** start of Information shown **
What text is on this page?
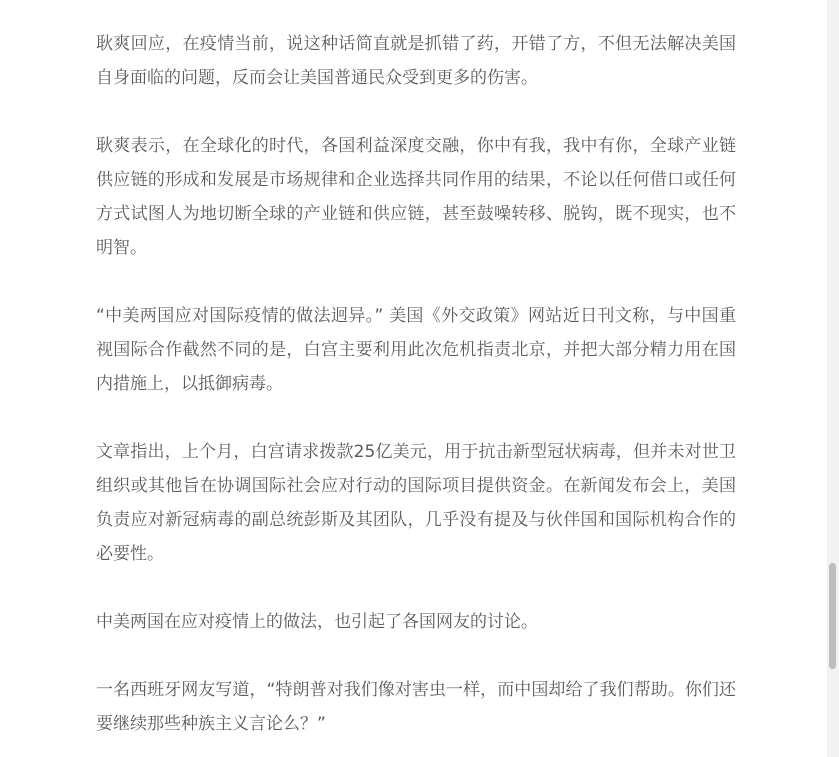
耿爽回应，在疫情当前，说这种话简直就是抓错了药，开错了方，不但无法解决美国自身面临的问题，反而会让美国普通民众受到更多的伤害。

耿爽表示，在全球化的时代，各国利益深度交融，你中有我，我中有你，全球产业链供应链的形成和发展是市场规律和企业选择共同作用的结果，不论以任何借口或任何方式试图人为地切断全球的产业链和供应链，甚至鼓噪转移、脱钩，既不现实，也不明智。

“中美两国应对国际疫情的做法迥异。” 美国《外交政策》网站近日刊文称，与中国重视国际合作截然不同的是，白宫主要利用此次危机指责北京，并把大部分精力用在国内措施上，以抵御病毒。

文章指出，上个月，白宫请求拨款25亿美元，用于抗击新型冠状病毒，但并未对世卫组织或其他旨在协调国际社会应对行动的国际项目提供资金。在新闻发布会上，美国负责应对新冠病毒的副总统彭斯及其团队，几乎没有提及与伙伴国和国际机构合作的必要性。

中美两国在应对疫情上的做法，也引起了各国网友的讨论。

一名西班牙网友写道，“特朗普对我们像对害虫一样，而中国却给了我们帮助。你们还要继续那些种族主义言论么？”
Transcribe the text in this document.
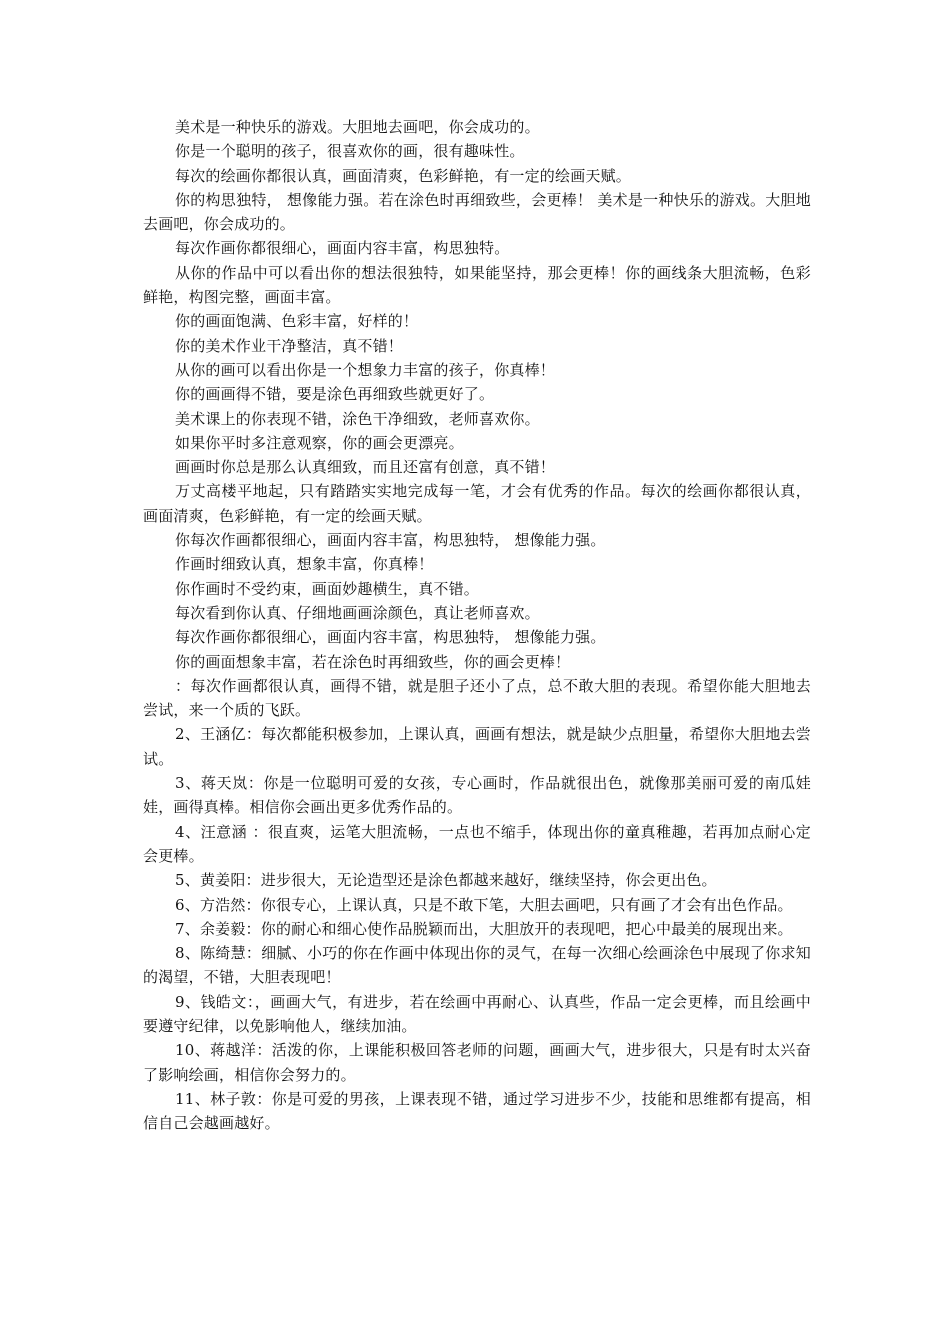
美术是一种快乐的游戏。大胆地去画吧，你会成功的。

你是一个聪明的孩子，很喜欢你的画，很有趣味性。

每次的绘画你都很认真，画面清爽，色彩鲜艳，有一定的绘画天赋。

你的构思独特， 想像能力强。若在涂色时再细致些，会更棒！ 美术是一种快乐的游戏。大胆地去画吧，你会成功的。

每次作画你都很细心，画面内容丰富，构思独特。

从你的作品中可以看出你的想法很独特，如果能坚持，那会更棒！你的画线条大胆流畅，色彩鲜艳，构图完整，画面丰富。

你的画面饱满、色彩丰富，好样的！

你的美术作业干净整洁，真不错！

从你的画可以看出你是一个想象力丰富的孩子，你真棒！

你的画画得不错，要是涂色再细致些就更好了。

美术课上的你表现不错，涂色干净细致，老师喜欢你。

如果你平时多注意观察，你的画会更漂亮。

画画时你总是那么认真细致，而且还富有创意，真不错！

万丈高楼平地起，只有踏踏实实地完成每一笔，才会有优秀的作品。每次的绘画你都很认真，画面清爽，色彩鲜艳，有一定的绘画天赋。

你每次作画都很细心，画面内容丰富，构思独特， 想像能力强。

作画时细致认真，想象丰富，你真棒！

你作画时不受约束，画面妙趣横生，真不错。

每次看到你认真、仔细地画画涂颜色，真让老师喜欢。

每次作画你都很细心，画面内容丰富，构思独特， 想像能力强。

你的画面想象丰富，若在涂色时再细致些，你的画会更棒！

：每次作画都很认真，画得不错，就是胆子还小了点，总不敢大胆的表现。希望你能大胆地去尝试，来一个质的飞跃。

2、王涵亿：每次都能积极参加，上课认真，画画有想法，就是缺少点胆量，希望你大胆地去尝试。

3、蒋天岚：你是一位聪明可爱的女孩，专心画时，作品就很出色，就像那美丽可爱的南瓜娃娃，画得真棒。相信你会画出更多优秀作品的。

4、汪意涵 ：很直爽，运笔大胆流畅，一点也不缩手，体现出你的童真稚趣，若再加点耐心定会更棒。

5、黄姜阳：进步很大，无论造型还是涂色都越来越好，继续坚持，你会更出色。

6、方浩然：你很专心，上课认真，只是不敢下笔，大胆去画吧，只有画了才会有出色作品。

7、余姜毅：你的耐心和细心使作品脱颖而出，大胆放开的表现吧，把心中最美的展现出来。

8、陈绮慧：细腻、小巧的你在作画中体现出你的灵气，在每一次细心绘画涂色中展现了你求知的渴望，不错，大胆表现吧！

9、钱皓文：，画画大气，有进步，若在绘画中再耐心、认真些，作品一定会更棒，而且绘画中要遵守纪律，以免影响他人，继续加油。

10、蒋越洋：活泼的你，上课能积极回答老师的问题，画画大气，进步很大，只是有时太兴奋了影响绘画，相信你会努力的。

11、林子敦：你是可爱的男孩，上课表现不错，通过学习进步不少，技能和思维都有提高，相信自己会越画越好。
** end of Information shown **
Problem statement: Among the lines of the material, find those that hold the word "text" and copy them.

Task answer:
What text is on this page?
Transcribe the text in this document.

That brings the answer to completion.